*Aim of the task*: Give every line again exactly as it appears, please, but not the pictures.

[Stored entries]
======
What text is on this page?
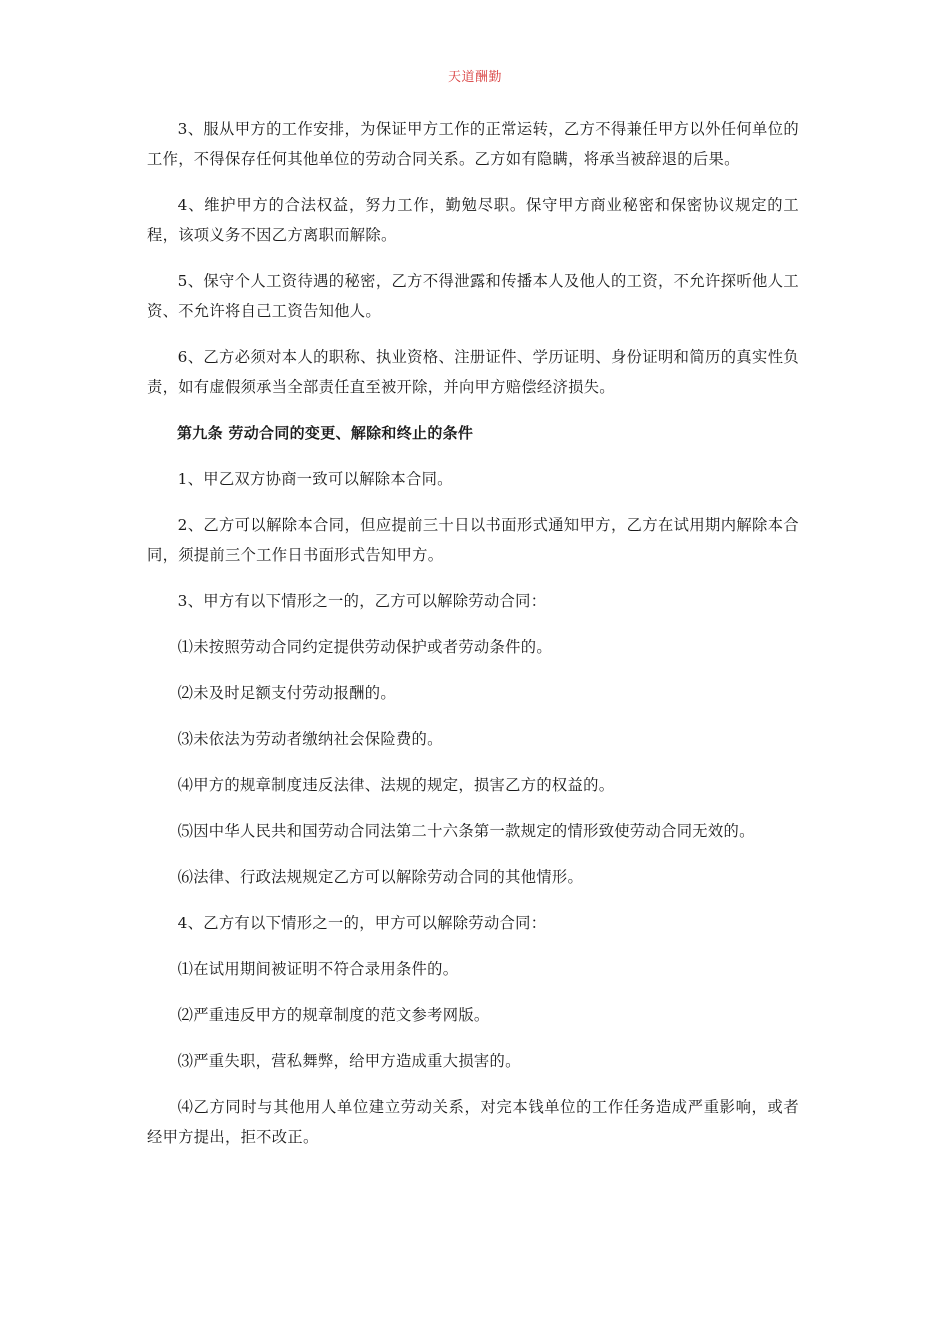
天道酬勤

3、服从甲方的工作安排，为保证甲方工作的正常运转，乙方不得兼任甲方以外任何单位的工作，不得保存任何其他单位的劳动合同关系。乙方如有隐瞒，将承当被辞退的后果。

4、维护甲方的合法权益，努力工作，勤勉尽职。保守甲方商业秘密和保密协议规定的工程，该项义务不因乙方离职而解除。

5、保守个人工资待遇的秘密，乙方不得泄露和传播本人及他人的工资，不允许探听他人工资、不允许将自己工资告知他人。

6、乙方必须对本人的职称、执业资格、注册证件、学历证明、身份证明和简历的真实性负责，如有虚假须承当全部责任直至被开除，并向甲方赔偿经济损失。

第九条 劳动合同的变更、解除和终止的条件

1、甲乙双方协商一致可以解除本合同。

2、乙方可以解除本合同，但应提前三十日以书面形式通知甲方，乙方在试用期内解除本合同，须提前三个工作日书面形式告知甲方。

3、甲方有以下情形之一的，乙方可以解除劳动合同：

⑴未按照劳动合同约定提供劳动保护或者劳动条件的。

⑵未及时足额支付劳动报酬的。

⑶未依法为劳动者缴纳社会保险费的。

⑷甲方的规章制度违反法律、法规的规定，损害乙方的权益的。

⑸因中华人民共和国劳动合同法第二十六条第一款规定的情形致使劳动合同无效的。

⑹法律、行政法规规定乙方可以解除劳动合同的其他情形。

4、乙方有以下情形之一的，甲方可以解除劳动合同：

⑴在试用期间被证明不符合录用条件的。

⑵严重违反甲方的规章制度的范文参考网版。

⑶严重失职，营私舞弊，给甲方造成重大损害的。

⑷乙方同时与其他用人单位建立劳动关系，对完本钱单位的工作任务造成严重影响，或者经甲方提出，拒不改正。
======
*Worked answer*:
What text is on this page?
天道酬勤

3、服从甲方的工作安排，为保证甲方工作的正常运转，乙方不得兼任甲方以外任何单位的工作，不得保存任何其他单位的劳动合同关系。乙方如有隐瞒，将承当被辞退的后果。

4、维护甲方的合法权益，努力工作，勤勉尽职。保守甲方商业秘密和保密协议规定的工程，该项义务不因乙方离职而解除。

5、保守个人工资待遇的秘密，乙方不得泄露和传播本人及他人的工资，不允许探听他人工资、不允许将自己工资告知他人。

6、乙方必须对本人的职称、执业资格、注册证件、学历证明、身份证明和简历的真实性负责，如有虚假须承当全部责任直至被开除，并向甲方赔偿经济损失。

第九条 劳动合同的变更、解除和终止的条件

1、甲乙双方协商一致可以解除本合同。

2、乙方可以解除本合同，但应提前三十日以书面形式通知甲方，乙方在试用期内解除本合同，须提前三个工作日书面形式告知甲方。

3、甲方有以下情形之一的，乙方可以解除劳动合同：

⑴未按照劳动合同约定提供劳动保护或者劳动条件的。

⑵未及时足额支付劳动报酬的。

⑶未依法为劳动者缴纳社会保险费的。

⑷甲方的规章制度违反法律、法规的规定，损害乙方的权益的。

⑸因中华人民共和国劳动合同法第二十六条第一款规定的情形致使劳动合同无效的。

⑹法律、行政法规规定乙方可以解除劳动合同的其他情形。

4、乙方有以下情形之一的，甲方可以解除劳动合同：

⑴在试用期间被证明不符合录用条件的。

⑵严重违反甲方的规章制度的范文参考网版。

⑶严重失职，营私舞弊，给甲方造成重大损害的。

⑷乙方同时与其他用人单位建立劳动关系，对完本钱单位的工作任务造成严重影响，或者经甲方提出，拒不改正。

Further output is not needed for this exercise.